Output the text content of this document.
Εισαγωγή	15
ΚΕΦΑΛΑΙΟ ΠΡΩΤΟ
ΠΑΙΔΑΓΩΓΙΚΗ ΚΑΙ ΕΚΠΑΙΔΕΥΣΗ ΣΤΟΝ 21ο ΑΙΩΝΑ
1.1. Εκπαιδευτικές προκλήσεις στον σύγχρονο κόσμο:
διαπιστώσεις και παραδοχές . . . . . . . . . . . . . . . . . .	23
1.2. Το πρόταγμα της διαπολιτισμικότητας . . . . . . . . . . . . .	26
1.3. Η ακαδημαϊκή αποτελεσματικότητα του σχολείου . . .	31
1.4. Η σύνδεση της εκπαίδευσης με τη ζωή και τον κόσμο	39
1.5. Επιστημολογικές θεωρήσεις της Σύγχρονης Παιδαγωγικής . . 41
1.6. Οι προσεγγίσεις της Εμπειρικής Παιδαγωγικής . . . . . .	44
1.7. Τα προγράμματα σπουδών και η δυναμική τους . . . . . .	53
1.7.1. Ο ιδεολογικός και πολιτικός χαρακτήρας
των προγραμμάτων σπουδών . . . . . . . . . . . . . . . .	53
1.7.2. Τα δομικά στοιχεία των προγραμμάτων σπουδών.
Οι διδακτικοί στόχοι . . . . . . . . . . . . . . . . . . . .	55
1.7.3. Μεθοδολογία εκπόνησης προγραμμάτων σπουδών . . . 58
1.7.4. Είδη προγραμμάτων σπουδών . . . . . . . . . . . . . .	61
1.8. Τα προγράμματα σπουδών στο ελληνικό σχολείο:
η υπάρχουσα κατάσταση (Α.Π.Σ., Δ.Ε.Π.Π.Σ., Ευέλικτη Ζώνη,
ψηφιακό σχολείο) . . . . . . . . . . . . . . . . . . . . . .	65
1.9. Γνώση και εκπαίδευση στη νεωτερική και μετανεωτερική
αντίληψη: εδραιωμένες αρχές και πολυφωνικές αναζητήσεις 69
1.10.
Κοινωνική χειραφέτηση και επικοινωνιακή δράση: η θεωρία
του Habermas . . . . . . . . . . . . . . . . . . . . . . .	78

———

* [Exercise instructions] Pick out all lines containing the string "σπουδών".

* [Full answer]
1.7. Τα προγράμματα σπουδών και η δυναμική τους . . . . . .	53
των προγραμμάτων σπουδών . . . . . . . . . . . . . . . .	53
1.7.2. Τα δομικά στοιχεία των προγραμμάτων σπουδών.
1.7.3. Μεθοδολογία εκπόνησης προγραμμάτων σπουδών . . . 58
1.7.4. Είδη προγραμμάτων σπουδών . . . . . . . . . . . . . .	61
1.8. Τα προγράμματα σπουδών στο ελληνικό σχολείο:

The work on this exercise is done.